» **WRITTEN EXERCISE**:
Copy out all lines carrying the word "avec".

Items from a data source
▼▼▼

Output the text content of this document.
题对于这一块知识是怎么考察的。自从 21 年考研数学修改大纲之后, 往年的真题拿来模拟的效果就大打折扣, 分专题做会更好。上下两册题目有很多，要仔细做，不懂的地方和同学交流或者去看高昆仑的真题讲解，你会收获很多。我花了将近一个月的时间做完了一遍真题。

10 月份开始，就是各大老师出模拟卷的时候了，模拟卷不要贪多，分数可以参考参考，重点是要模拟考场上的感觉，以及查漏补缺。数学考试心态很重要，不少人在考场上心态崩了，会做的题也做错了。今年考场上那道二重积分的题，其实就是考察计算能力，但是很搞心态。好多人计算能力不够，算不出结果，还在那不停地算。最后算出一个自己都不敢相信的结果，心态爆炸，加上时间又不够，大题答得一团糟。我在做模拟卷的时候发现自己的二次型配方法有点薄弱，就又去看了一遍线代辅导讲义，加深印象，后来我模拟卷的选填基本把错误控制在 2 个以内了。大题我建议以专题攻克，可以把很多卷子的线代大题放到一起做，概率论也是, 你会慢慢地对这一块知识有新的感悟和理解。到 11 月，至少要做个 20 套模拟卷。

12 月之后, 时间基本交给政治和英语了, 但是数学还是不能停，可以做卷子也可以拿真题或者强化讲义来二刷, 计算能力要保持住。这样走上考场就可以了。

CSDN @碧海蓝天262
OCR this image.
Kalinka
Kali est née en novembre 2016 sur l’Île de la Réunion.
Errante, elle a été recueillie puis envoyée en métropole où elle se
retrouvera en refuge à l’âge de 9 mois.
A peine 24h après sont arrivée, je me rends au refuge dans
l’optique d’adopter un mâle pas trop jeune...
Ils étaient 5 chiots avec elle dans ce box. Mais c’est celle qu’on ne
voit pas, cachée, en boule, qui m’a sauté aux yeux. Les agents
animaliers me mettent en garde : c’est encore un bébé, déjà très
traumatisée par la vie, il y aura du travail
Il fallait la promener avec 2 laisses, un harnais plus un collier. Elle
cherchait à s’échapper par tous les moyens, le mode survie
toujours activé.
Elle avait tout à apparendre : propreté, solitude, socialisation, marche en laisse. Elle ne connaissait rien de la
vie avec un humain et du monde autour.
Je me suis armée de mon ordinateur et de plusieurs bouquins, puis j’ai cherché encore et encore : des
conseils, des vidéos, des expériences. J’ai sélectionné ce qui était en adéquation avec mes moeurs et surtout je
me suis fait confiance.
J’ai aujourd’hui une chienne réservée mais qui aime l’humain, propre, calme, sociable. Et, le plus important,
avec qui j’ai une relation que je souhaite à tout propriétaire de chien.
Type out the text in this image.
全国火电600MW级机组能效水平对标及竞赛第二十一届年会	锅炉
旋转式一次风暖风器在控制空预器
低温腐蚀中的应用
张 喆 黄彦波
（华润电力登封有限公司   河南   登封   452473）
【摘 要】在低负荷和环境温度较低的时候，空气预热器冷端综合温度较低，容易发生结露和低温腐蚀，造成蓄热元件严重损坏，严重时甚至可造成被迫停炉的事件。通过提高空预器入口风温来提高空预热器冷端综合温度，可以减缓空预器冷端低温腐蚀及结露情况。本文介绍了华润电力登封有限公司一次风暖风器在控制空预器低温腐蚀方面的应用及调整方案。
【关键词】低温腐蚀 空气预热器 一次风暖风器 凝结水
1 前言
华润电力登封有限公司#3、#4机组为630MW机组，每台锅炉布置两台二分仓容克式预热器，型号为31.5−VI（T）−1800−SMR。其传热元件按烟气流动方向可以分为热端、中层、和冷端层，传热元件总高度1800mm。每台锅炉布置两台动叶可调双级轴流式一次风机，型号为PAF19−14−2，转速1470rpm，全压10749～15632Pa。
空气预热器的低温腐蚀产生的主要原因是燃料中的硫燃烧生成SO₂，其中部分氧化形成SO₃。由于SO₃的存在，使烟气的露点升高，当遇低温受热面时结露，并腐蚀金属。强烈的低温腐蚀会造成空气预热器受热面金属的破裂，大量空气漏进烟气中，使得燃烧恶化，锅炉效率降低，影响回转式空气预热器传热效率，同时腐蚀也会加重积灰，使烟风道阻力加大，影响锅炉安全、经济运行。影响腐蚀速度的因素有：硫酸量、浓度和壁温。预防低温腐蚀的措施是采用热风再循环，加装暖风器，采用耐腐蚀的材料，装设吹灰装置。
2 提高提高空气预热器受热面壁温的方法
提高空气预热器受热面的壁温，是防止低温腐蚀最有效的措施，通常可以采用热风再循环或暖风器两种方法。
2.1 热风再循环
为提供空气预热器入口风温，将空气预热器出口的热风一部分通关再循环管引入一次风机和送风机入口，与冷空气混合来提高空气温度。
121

▲▲▲

» **TASK ANSWER**:
Ils étaient 5 chiots avec elle dans ce box. Mais c’est celle qu’on ne
Il fallait la promener avec 2 laisses, un harnais plus un collier. Elle
vie avec un humain et du monde autour.
conseils, des vidéos, des expériences. J’ai sélectionné ce qui était en adéquation avec mes moeurs et surtout je
avec qui j’ai une relation que je souhaite à tout propriétaire de chien.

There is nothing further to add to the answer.